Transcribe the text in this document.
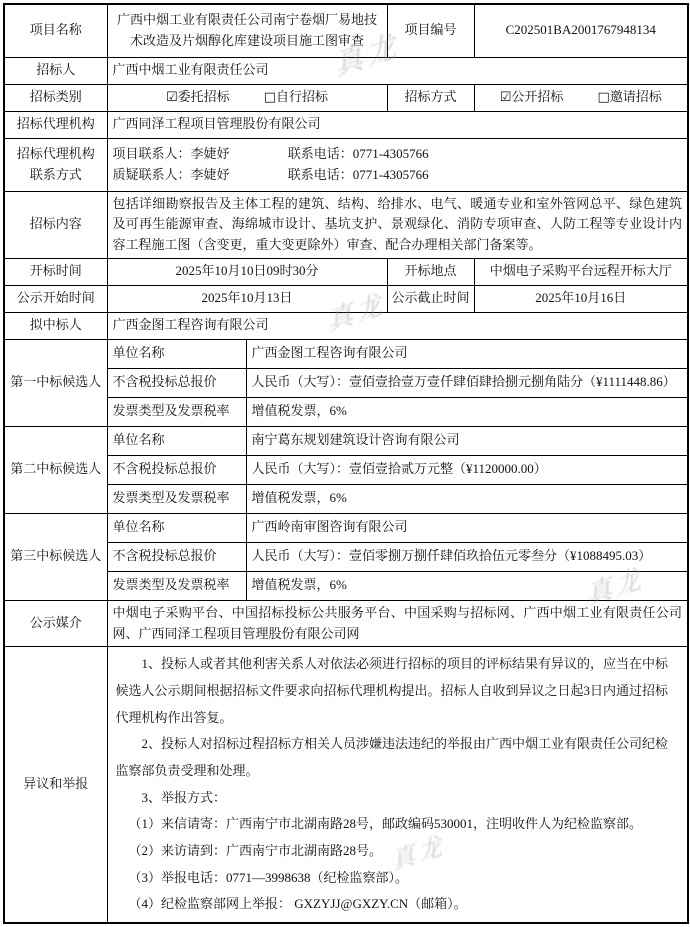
真龙
真龙
真龙
真龙
项目名称	广西中烟工业有限责任公司南宁卷烟厂易地技术改造及片烟醇化库建设项目施工图审查		项目编号	C202501BA2001767948134
招标人	广西中烟工业有限责任公司			
招标类别	☑委托招标 □自行招标		招标方式	☑公开招标 □邀请招标

招标代理机构	广西同泽工程项目管理股份有限公司			

招标代理机构
联系方式	项目联系人：李婕妤 联系电话：0771-4305766
质疑联系人：李婕妤 联系电话：0771-4305766			

招标内容	包括详细勘察报告及主体工程的建筑、结构、给排水、电气、暖通专业和室外管网总平、绿色建筑及可再生能源审查、海绵城市设计、基坑支护、景观绿化、消防专项审查、人防工程等专业设计内容工程施工图（含变更，重大变更除外）审查、配合办理相关部门备案等。			
开标时间	2025年10月10日09时30分		开标地点	中烟电子采购平台远程开标大厅
公示开始时间	2025年10月13日		公示截止时间	2025年10月16日
拟中标人	广西金图工程咨询有限公司			
第一中标候选人	单位名称	广西金图工程咨询有限公司		
	不含税投标总报价	人民币（大写）：壹佰壹拾壹万壹仟肆佰肆拾捌元捌角陆分（¥1111448.86）		
	发票类型及发票税率	增值税发票，6%		
第二中标候选人	单位名称	南宁葛东规划建筑设计咨询有限公司		
	不含税投标总报价	人民币（大写）：壹佰壹拾贰万元整（¥1120000.00）		
	发票类型及发票税率	增值税发票，6%		
第三中标候选人	单位名称	广西岭南审图咨询有限公司		
	不含税投标总报价	人民币（大写）：壹佰零捌万捌仟肆佰玖拾伍元零叁分（¥1088495.03）		
	发票类型及发票税率	增值税发票，6%		
公示媒介	中烟电子采购平台、中国招标投标公共服务平台、中国采购与招标网、广西中烟工业有限责任公司网、广西同泽工程项目管理股份有限公司网			
异议和举报	

1、投标人或者其他利害关系人对依法必须进行招标的项目的评标结果有异议的，应当在中标候选人公示期间根据招标文件要求向招标代理机构提出。招标人自收到异议之日起3日内通过招标代理机构作出答复。

2、投标人对招标过程招标方相关人员涉嫌违法违纪的举报由广西中烟工业有限责任公司纪检监察部负责受理和处理。

3、举报方式：

（1）来信请寄：广西南宁市北湖南路28号，邮政编码530001，注明收件人为纪检监察部。

（2）来访请到：广西南宁市北湖南路28号。

（3）举报电话：0771—3998638（纪检监察部）。

（4）纪检监察部网上举报： GXZYJJ@GXZY.CN（邮箱）。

┄┄┄┄┄┄┄┄┄┄

> TASK INSTRUCTIONS
Tally the lines holding the string "广西金图工程咨询有限公司" and give only the count.

> TASK RESPONSE
2